# start of Record set

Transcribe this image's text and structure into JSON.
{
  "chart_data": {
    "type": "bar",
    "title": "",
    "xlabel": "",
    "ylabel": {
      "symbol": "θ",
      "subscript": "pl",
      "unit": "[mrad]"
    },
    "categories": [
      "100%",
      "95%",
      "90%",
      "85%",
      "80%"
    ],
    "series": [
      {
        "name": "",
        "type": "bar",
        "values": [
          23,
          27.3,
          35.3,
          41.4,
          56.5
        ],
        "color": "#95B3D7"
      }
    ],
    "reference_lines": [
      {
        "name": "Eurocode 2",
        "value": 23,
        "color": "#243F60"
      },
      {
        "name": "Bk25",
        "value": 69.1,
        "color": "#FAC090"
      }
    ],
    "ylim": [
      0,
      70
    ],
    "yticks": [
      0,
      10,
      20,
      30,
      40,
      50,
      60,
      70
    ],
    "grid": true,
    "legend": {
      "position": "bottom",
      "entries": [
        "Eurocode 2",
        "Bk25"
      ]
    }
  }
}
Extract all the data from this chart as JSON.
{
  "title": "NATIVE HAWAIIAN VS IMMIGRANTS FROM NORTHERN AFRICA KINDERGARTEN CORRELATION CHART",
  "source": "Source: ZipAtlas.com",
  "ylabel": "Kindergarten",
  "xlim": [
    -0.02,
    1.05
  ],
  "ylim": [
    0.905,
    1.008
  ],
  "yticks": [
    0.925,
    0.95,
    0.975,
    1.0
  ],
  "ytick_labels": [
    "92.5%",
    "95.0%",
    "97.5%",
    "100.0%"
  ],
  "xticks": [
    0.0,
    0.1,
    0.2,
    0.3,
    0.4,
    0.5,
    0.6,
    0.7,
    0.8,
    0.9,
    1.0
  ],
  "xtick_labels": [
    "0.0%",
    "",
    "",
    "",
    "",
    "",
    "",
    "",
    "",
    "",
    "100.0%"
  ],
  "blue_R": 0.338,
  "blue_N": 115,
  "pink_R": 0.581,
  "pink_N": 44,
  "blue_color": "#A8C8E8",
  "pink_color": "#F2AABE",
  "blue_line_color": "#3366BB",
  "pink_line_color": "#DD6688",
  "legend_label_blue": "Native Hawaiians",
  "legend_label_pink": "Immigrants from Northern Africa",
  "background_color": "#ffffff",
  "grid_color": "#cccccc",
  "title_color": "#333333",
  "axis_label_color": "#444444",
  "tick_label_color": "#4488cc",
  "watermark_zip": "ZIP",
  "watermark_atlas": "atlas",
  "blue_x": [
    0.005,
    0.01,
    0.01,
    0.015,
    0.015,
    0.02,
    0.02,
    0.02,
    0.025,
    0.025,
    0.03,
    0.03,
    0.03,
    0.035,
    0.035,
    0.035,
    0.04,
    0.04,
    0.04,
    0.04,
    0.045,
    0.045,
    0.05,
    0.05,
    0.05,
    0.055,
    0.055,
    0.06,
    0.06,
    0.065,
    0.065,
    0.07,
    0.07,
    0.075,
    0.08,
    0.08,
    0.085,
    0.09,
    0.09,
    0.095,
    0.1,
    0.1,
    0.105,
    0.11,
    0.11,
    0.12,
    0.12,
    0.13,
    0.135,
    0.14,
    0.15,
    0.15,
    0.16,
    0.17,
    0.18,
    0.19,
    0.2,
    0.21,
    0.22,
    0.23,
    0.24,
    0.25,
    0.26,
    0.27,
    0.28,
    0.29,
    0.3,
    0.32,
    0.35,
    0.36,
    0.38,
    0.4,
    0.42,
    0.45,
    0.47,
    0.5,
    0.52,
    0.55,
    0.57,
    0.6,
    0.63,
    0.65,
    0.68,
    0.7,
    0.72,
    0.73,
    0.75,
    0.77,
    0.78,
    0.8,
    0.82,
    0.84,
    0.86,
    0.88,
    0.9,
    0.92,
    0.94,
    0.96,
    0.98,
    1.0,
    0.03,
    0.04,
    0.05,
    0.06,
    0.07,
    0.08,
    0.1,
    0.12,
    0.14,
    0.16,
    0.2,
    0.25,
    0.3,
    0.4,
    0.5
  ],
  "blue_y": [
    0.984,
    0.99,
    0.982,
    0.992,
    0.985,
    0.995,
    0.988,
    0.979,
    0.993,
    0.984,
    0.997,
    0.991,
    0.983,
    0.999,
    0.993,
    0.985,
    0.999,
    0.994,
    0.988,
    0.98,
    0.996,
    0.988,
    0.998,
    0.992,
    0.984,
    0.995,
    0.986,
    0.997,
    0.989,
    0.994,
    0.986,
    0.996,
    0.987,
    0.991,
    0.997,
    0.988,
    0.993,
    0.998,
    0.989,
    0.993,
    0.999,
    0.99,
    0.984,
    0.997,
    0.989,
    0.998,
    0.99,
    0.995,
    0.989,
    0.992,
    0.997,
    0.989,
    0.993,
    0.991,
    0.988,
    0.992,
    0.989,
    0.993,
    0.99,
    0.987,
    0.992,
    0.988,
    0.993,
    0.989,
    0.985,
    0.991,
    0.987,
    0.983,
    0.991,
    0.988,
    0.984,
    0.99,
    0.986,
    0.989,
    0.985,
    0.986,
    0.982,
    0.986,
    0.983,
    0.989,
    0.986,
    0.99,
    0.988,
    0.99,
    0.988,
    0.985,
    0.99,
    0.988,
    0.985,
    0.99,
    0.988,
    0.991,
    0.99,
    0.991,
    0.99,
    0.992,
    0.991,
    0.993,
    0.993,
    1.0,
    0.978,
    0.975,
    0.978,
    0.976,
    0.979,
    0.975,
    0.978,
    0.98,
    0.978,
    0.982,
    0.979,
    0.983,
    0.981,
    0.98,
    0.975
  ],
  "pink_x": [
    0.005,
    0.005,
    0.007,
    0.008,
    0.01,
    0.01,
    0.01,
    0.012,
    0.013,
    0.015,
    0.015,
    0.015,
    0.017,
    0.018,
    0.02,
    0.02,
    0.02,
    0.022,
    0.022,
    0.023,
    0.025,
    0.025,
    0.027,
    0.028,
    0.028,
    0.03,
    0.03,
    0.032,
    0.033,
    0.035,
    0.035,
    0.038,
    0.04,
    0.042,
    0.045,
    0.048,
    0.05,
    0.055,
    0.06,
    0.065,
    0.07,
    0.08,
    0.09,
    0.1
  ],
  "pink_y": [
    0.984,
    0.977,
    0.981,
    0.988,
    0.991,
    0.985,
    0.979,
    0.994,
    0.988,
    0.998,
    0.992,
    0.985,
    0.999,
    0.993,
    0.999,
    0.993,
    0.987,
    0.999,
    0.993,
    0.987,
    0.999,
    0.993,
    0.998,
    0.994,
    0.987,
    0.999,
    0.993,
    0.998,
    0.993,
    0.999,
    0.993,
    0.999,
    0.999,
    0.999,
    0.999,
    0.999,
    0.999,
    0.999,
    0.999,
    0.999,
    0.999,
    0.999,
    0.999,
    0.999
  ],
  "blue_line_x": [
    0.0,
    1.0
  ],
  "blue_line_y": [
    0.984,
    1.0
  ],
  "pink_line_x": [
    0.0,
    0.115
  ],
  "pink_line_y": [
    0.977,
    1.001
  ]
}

# end of Record set

* _Aim_
Copy each record from above exactly, and include every line.

* _Task result_
Transcribe this image's text and structure into JSON.
{
  "chart_data": {
    "type": "bar",
    "title": "",
    "xlabel": "",
    "ylabel": {
      "symbol": "θ",
      "subscript": "pl",
      "unit": "[mrad]"
    },
    "categories": [
      "100%",
      "95%",
      "90%",
      "85%",
      "80%"
    ],
    "series": [
      {
        "name": "",
        "type": "bar",
        "values": [
          23,
          27.3,
          35.3,
          41.4,
          56.5
        ],
        "color": "#95B3D7"
      }
    ],
    "reference_lines": [
      {
        "name": "Eurocode 2",
        "value": 23,
        "color": "#243F60"
      },
      {
        "name": "Bk25",
        "value": 69.1,
        "color": "#FAC090"
      }
    ],
    "ylim": [
      0,
      70
    ],
    "yticks": [
      0,
      10,
      20,
      30,
      40,
      50,
      60,
      70
    ],
    "grid": true,
    "legend": {
      "position": "bottom",
      "entries": [
        "Eurocode 2",
        "Bk25"
      ]
    }
  }
}
Extract all the data from this chart as JSON.
{
  "title": "NATIVE HAWAIIAN VS IMMIGRANTS FROM NORTHERN AFRICA KINDERGARTEN CORRELATION CHART",
  "source": "Source: ZipAtlas.com",
  "ylabel": "Kindergarten",
  "xlim": [
    -0.02,
    1.05
  ],
  "ylim": [
    0.905,
    1.008
  ],
  "yticks": [
    0.925,
    0.95,
    0.975,
    1.0
  ],
  "ytick_labels": [
    "92.5%",
    "95.0%",
    "97.5%",
    "100.0%"
  ],
  "xticks": [
    0.0,
    0.1,
    0.2,
    0.3,
    0.4,
    0.5,
    0.6,
    0.7,
    0.8,
    0.9,
    1.0
  ],
  "xtick_labels": [
    "0.0%",
    "",
    "",
    "",
    "",
    "",
    "",
    "",
    "",
    "",
    "100.0%"
  ],
  "blue_R": 0.338,
  "blue_N": 115,
  "pink_R": 0.581,
  "pink_N": 44,
  "blue_color": "#A8C8E8",
  "pink_color": "#F2AABE",
  "blue_line_color": "#3366BB",
  "pink_line_color": "#DD6688",
  "legend_label_blue": "Native Hawaiians",
  "legend_label_pink": "Immigrants from Northern Africa",
  "background_color": "#ffffff",
  "grid_color": "#cccccc",
  "title_color": "#333333",
  "axis_label_color": "#444444",
  "tick_label_color": "#4488cc",
  "watermark_zip": "ZIP",
  "watermark_atlas": "atlas",
  "blue_x": [
    0.005,
    0.01,
    0.01,
    0.015,
    0.015,
    0.02,
    0.02,
    0.02,
    0.025,
    0.025,
    0.03,
    0.03,
    0.03,
    0.035,
    0.035,
    0.035,
    0.04,
    0.04,
    0.04,
    0.04,
    0.045,
    0.045,
    0.05,
    0.05,
    0.05,
    0.055,
    0.055,
    0.06,
    0.06,
    0.065,
    0.065,
    0.07,
    0.07,
    0.075,
    0.08,
    0.08,
    0.085,
    0.09,
    0.09,
    0.095,
    0.1,
    0.1,
    0.105,
    0.11,
    0.11,
    0.12,
    0.12,
    0.13,
    0.135,
    0.14,
    0.15,
    0.15,
    0.16,
    0.17,
    0.18,
    0.19,
    0.2,
    0.21,
    0.22,
    0.23,
    0.24,
    0.25,
    0.26,
    0.27,
    0.28,
    0.29,
    0.3,
    0.32,
    0.35,
    0.36,
    0.38,
    0.4,
    0.42,
    0.45,
    0.47,
    0.5,
    0.52,
    0.55,
    0.57,
    0.6,
    0.63,
    0.65,
    0.68,
    0.7,
    0.72,
    0.73,
    0.75,
    0.77,
    0.78,
    0.8,
    0.82,
    0.84,
    0.86,
    0.88,
    0.9,
    0.92,
    0.94,
    0.96,
    0.98,
    1.0,
    0.03,
    0.04,
    0.05,
    0.06,
    0.07,
    0.08,
    0.1,
    0.12,
    0.14,
    0.16,
    0.2,
    0.25,
    0.3,
    0.4,
    0.5
  ],
  "blue_y": [
    0.984,
    0.99,
    0.982,
    0.992,
    0.985,
    0.995,
    0.988,
    0.979,
    0.993,
    0.984,
    0.997,
    0.991,
    0.983,
    0.999,
    0.993,
    0.985,
    0.999,
    0.994,
    0.988,
    0.98,
    0.996,
    0.988,
    0.998,
    0.992,
    0.984,
    0.995,
    0.986,
    0.997,
    0.989,
    0.994,
    0.986,
    0.996,
    0.987,
    0.991,
    0.997,
    0.988,
    0.993,
    0.998,
    0.989,
    0.993,
    0.999,
    0.99,
    0.984,
    0.997,
    0.989,
    0.998,
    0.99,
    0.995,
    0.989,
    0.992,
    0.997,
    0.989,
    0.993,
    0.991,
    0.988,
    0.992,
    0.989,
    0.993,
    0.99,
    0.987,
    0.992,
    0.988,
    0.993,
    0.989,
    0.985,
    0.991,
    0.987,
    0.983,
    0.991,
    0.988,
    0.984,
    0.99,
    0.986,
    0.989,
    0.985,
    0.986,
    0.982,
    0.986,
    0.983,
    0.989,
    0.986,
    0.99,
    0.988,
    0.99,
    0.988,
    0.985,
    0.99,
    0.988,
    0.985,
    0.99,
    0.988,
    0.991,
    0.99,
    0.991,
    0.99,
    0.992,
    0.991,
    0.993,
    0.993,
    1.0,
    0.978,
    0.975,
    0.978,
    0.976,
    0.979,
    0.975,
    0.978,
    0.98,
    0.978,
    0.982,
    0.979,
    0.983,
    0.981,
    0.98,
    0.975
  ],
  "pink_x": [
    0.005,
    0.005,
    0.007,
    0.008,
    0.01,
    0.01,
    0.01,
    0.012,
    0.013,
    0.015,
    0.015,
    0.015,
    0.017,
    0.018,
    0.02,
    0.02,
    0.02,
    0.022,
    0.022,
    0.023,
    0.025,
    0.025,
    0.027,
    0.028,
    0.028,
    0.03,
    0.03,
    0.032,
    0.033,
    0.035,
    0.035,
    0.038,
    0.04,
    0.042,
    0.045,
    0.048,
    0.05,
    0.055,
    0.06,
    0.065,
    0.07,
    0.08,
    0.09,
    0.1
  ],
  "pink_y": [
    0.984,
    0.977,
    0.981,
    0.988,
    0.991,
    0.985,
    0.979,
    0.994,
    0.988,
    0.998,
    0.992,
    0.985,
    0.999,
    0.993,
    0.999,
    0.993,
    0.987,
    0.999,
    0.993,
    0.987,
    0.999,
    0.993,
    0.998,
    0.994,
    0.987,
    0.999,
    0.993,
    0.998,
    0.993,
    0.999,
    0.993,
    0.999,
    0.999,
    0.999,
    0.999,
    0.999,
    0.999,
    0.999,
    0.999,
    0.999,
    0.999,
    0.999,
    0.999,
    0.999
  ],
  "blue_line_x": [
    0.0,
    1.0
  ],
  "blue_line_y": [
    0.984,
    1.0
  ],
  "pink_line_x": [
    0.0,
    0.115
  ],
  "pink_line_y": [
    0.977,
    1.001
  ]
}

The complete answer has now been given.